Instructions -
1. List each distinct username that heads a post in the forum thread about used truck prices.
2. In the forum thread about used truck prices, what price did used2jeep see when configuring a base Wrangler?
3. Write the next part of the forum thread about used truck prices, starting after its final line.

# Price for non-professional truck



## used2jeep (Feb 4, 2011)

Small vent right now - I'm just starting to get the "plow bug" again (must be the weather this year). But holy cow! Are the prices really steep on used trucks crazy or what? Maybe it is just because it is winter but even Edmunds.com price for a used Wrangler is stupid high. In the neighborhood of $12K for an early 2000 model year and 70-80K miles? Really??? And the 1/2 ton pickups are worse!

Am I just too long out of the "business" or is this just craziness?


----------



## timinnc (Dec 17, 2010)

I'm with you on that. I hadn't owned a truck for years and was in the market recently. I was also shocked and opted for an AWD car instead.

Supply and demand, one way or another, has made used trucks (especially 4x4) very expensive.

I think there's a definite trend towards smaller and more fuel efficient cars and SUVs. However, the supply is easily keeping up with that demand. Although there's "overall" less demand for 4-wheel-drive trucks nowadays, they seem to making fewer of them relative to the demand that's out there. Plus, the "used" price will always be somewhat of a reflection of the "new" price, and new 4-wheel-drives are _incredibly_ expensive nowadays. It's not uncommon at all to pay over 30K for a new truck now.

Around here, a 5 year old 4x4 with 60-70K miles on it is still worth 75% or so of the new selling price. That's insane if you ask me. So, I feel your pain....


----------



## used2jeep (Feb 4, 2011)

Whenever I saw roughly $27K for what I tried to configure as a base Wrangler. That sealed the deal on the insanity.


----------



## Mabepossibly (Dec 12, 2010)

If you dont 100% need a plow for this season, wait until around July 4 when gas prices spike and cause a nationwide panic and fire sale on anything that isnt a hybrid.


----------



## mayhem (Aug 25, 2006)

used2jeep;1228641 said:


> Small vent right now - I'm just starting to get the "plow bug" again (must be the weather this year). But holy cow! Are the prices really steep on used trucks crazy or what? Maybe it is just because it is winter but even Edmunds.com price for a used Wrangler is stupid high. In the neighborhood of $12K for an early 2000 model year and 70-80K miles? Really??? And the 1/2 ton pickups are worse!
> 
> Am I just too long out of the "business" or is this just craziness?

Record extracts -
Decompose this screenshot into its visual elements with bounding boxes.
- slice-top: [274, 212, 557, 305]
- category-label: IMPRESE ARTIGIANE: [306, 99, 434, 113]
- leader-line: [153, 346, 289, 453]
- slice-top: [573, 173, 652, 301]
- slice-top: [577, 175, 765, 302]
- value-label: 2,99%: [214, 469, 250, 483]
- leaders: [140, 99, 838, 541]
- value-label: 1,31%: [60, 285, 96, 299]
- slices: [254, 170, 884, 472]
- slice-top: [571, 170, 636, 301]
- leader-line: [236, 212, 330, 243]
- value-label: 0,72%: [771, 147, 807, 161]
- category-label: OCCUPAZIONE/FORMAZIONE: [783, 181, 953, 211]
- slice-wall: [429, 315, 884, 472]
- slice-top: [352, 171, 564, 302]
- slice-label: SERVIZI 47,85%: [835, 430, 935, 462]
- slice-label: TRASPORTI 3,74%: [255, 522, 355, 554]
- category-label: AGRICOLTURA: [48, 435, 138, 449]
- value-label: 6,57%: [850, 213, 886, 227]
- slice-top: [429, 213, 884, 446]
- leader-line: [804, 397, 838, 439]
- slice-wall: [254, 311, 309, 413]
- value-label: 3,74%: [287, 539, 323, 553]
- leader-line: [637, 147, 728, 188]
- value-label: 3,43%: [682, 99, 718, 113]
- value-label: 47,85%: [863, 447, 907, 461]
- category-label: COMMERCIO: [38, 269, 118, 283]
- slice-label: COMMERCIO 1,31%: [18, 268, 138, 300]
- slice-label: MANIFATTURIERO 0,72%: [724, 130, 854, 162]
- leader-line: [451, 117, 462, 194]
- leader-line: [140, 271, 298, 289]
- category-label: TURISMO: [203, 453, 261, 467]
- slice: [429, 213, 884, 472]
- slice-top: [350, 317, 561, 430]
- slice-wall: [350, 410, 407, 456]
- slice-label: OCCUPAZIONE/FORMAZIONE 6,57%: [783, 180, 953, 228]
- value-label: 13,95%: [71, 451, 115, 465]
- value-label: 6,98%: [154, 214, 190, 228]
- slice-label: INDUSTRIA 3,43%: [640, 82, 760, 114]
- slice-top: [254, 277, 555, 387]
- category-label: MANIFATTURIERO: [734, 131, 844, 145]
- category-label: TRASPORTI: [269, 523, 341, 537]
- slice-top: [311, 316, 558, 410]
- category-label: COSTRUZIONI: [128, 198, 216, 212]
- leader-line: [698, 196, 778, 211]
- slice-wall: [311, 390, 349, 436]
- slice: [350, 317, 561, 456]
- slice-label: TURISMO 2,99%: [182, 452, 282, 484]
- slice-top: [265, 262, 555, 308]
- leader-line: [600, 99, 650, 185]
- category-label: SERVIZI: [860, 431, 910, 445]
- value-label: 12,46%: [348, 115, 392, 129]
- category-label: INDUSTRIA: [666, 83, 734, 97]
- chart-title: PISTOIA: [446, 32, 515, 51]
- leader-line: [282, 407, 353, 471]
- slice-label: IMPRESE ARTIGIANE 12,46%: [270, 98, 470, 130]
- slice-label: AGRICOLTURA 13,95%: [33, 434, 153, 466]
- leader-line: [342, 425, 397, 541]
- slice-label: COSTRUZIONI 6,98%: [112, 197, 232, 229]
==
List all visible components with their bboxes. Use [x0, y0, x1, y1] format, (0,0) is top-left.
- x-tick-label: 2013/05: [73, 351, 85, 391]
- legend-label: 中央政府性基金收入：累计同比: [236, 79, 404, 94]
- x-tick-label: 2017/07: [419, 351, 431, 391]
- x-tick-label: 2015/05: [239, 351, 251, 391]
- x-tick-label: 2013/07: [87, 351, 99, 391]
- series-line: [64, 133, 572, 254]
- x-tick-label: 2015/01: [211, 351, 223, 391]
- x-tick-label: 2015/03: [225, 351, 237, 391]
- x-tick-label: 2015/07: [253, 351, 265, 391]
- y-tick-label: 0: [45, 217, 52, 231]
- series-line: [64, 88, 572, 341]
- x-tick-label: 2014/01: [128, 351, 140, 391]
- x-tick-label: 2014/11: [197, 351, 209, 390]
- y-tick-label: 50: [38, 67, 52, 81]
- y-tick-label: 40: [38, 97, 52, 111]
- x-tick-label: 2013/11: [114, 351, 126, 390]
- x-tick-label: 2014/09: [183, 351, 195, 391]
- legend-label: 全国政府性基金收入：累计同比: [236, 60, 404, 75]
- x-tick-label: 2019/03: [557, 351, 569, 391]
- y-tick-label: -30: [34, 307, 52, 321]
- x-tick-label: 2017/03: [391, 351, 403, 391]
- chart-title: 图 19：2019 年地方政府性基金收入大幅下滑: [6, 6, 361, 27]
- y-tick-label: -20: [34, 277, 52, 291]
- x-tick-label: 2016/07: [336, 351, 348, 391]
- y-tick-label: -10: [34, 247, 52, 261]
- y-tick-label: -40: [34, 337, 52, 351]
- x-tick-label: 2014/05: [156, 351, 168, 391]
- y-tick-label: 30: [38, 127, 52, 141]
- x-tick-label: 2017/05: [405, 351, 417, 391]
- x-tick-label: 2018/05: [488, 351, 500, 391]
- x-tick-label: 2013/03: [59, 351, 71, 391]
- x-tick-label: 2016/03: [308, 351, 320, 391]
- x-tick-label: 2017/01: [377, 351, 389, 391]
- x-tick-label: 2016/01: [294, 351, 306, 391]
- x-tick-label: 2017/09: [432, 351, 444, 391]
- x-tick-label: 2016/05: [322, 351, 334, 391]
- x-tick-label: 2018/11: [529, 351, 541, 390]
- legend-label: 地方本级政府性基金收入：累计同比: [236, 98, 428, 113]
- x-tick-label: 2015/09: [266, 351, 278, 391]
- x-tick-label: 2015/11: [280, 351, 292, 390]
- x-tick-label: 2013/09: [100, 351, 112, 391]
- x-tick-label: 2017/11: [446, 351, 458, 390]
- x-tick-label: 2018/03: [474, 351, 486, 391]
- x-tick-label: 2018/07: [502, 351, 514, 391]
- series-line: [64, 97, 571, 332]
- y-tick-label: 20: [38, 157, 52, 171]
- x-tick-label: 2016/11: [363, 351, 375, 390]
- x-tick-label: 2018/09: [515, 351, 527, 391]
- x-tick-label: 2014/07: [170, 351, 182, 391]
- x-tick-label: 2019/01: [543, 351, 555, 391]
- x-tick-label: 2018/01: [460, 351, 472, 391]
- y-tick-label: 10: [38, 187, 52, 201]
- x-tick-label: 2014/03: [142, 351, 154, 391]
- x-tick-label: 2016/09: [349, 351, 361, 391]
--
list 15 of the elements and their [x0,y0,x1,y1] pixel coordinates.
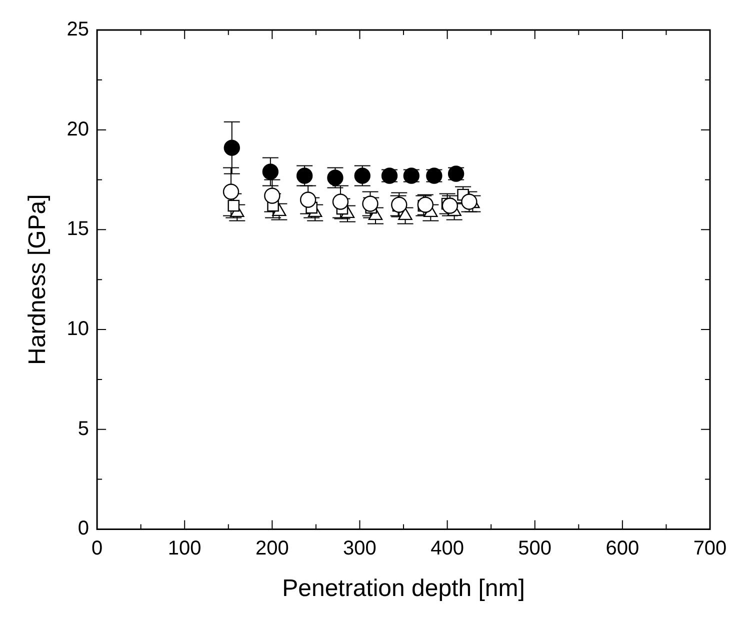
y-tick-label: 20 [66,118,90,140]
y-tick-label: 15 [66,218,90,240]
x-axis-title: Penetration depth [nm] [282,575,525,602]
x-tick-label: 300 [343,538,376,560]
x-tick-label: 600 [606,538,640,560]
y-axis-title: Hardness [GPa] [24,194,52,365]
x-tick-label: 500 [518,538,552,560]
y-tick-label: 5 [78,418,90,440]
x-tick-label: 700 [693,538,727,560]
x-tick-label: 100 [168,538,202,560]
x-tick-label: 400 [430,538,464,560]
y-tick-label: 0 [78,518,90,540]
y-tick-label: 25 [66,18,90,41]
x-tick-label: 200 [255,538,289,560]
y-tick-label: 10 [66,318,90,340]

Answers given -
1.
used2jeep
timinnc
Mabepossibly
mayhem

2. Roughly $27K.

3.
That is a crazy price. I paid $12.5k for my 2000 3/4 4 years ago in Springfield. Lucky me it was sitting on a Honda dealer's lot and they didn't really know what to do with it.


----------



## stanz (Feb 5, 2011)

*wrong time to buy*

Mid-winter is not the best time to buy a plow, spring and summer are much better.

I wouldn't buy a used plow truck, more than likely you'll be buying somebody's problems. I normally buy a used 4X4 that has never plowed and then find a used plow setup. IMHO the older the truck, the better it will plow. Trucks from the 1980s are heavier, simpler, and stronger than today's standard trucks. Since you're in MA any used truck costing more than $600 MUST pass inspection or you get your money back. (That includes private sellers.) They also MUST declare all mechanical issues as well.

Be careful buying a used plow, make sure the blade will trip. Old plows tend to sit around on the ground and the pivot pins can rust SOLID. I've purchased plows from craigslist and even scrapyards. My current unit came from a scrapyard owners home yard truck, it works great.

Before buying a truck check the forums for known issues. Some of the GM trucks have frame issues, other brands have issues as well. Most of the issues don't occur unless you're plowing commercially but it doesn't hurt to avoid them.

My current setup cost a bit less than $2,000 including repairing everything that needed it. The previous owner was scared by a $600 estimate to repair the front end, not me, I got the truck CHEAP. The truck is already profitable thanks to this years frequent storms in western Mass.

I got my setup in the summer, prices here are nearly double the summer prices on craigslist for 4X4s and plows. Over 48" of snow before the end of January will do that!


----------



## Aveerainc (Jan 29, 2009)

You can actually get a better deal on a 2-3 year old truck than you can on a 5-7 old truck right now. Not saying it will cost less, but just that when you compare prices and factor in mileage you get a better deal on the newer vehicle.


----------



## cjasonbr (Nov 18, 2005)

stanz;1230816 said:


> Since you're in MA any used truck costing more than $600 MUST pass inspection or you get your money back. (That includes private sellers.) They also MUST declare all mechanical issues as well.


This is not correct.

Any car over $700 sold by a DEALER, and have fewer than 125k miles, must pass inspection, because it is covered under the warranty the law provides:

"The law requires dealers to provide consumers with a written warranty against defects that impair the vehicle's use or safety, and requires private parties to disclose any known use or safety defects."

If you buy a car from a private seller and it doesnt pass inspection then you must prove they knew about the problem when they sold you the car:

"The Used Vehicle Warranty Law applies differently to a vehicle purchased from a private party than it does if purchased from a dealer. Under the law, a dealer is anyone who sells four or more vehicles in a 12 month period.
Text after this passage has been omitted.